(Dataset items)
start

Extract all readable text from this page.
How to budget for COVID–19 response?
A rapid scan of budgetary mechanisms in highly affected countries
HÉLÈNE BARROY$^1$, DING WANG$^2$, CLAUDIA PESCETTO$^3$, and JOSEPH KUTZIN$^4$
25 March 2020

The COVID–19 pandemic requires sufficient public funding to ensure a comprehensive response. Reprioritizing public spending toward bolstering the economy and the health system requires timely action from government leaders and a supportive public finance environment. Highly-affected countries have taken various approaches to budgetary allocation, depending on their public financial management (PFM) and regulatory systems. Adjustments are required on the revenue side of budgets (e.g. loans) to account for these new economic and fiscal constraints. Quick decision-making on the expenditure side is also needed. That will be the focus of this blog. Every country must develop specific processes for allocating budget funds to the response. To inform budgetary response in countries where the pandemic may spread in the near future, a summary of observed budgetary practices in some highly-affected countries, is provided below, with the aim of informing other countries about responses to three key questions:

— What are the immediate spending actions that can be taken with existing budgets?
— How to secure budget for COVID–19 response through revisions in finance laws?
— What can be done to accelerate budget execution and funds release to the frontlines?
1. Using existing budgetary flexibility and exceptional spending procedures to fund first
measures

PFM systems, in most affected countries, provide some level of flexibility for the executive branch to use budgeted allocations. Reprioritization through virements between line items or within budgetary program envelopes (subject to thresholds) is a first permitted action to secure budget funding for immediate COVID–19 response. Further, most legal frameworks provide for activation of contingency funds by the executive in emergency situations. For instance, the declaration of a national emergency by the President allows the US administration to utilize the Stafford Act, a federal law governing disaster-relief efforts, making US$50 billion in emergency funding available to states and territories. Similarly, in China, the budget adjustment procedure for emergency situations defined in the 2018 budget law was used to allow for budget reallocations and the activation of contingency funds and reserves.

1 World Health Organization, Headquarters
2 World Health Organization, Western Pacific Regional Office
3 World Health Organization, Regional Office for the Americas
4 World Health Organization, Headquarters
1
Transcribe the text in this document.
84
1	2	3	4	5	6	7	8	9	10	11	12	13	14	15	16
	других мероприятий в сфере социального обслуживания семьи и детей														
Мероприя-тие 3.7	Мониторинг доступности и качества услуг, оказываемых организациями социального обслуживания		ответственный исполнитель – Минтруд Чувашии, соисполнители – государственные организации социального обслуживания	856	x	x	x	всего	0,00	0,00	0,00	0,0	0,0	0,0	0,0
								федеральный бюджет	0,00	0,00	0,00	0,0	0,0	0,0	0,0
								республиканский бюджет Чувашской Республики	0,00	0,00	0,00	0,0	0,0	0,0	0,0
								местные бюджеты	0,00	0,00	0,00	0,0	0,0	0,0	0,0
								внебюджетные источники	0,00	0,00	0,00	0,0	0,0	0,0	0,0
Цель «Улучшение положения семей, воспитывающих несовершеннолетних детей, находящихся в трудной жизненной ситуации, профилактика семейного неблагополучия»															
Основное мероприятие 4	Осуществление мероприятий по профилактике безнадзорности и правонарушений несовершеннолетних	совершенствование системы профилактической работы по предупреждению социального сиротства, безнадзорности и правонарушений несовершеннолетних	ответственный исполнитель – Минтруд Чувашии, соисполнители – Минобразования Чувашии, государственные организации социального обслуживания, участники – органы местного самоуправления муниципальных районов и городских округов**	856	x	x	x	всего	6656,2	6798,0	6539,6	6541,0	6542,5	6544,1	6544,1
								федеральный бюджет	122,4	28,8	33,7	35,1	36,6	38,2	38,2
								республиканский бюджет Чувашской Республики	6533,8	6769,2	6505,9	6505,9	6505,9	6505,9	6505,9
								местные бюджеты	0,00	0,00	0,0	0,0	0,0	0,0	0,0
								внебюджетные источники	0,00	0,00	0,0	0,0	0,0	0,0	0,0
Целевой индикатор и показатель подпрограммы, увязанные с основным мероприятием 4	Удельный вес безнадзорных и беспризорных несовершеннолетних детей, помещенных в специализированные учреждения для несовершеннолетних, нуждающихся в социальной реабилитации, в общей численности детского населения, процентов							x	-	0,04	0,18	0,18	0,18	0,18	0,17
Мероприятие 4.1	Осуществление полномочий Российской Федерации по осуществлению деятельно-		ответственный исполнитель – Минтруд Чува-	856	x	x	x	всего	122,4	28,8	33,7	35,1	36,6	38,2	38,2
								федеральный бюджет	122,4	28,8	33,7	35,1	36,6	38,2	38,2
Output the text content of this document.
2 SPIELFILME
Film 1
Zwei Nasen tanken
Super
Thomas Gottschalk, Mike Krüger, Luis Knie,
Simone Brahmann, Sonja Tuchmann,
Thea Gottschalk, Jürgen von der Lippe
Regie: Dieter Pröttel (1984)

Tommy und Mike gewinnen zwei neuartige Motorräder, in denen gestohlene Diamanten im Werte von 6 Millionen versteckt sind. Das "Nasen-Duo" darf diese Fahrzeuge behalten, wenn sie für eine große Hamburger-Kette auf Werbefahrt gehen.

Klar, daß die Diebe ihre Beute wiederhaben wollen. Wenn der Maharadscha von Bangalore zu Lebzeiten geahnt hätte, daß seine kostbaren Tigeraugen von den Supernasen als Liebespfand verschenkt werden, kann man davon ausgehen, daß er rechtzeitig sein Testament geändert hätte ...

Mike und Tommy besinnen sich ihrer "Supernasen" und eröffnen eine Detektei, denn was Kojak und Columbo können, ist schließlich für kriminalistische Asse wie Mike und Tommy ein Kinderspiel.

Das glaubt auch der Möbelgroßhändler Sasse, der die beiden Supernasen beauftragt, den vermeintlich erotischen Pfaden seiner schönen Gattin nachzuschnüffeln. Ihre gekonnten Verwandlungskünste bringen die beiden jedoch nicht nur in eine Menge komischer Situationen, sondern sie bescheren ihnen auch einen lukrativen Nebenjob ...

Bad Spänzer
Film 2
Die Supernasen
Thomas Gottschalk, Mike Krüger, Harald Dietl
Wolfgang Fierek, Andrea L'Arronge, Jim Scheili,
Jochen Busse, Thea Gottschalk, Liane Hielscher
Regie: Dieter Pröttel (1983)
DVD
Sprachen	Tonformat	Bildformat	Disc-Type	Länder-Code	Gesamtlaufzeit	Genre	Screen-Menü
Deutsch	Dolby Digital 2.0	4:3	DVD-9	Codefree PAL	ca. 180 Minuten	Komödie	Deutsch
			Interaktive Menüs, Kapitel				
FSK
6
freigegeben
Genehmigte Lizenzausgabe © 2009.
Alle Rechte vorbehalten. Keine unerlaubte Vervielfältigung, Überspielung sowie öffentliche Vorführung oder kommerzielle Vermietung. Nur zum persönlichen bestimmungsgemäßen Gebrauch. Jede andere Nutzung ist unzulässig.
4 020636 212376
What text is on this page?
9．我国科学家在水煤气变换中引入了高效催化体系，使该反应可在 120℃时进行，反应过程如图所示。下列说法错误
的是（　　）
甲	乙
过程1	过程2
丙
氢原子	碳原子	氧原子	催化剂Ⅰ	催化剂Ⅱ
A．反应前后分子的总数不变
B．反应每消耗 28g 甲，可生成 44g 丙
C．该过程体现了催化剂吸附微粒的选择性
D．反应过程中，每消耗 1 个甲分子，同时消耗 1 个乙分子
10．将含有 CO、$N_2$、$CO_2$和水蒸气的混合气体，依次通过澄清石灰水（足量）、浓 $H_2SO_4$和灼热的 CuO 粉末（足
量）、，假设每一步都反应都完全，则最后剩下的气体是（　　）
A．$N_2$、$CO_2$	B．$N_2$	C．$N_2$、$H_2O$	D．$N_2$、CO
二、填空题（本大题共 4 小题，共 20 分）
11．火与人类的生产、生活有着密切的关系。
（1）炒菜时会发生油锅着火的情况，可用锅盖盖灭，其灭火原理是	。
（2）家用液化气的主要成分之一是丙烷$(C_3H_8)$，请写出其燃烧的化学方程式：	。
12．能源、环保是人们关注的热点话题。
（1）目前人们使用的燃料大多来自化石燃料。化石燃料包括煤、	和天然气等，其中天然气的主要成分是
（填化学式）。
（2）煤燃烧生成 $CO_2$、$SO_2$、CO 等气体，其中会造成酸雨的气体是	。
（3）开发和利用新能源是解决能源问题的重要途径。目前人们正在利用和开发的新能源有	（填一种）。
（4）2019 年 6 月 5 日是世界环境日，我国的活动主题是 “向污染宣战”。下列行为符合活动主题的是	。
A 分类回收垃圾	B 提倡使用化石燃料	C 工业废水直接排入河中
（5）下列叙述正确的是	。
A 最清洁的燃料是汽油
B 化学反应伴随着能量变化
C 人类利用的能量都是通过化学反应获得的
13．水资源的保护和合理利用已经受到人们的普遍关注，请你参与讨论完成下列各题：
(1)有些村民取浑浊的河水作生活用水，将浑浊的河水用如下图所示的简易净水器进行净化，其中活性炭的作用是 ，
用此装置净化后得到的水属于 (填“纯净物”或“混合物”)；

end

**Task instructions**
Copy each line from the records above that includes the string "Dieter".

**Complete answer**
Regie: Dieter Pröttel (1984)
Regie: Dieter Pröttel (1983)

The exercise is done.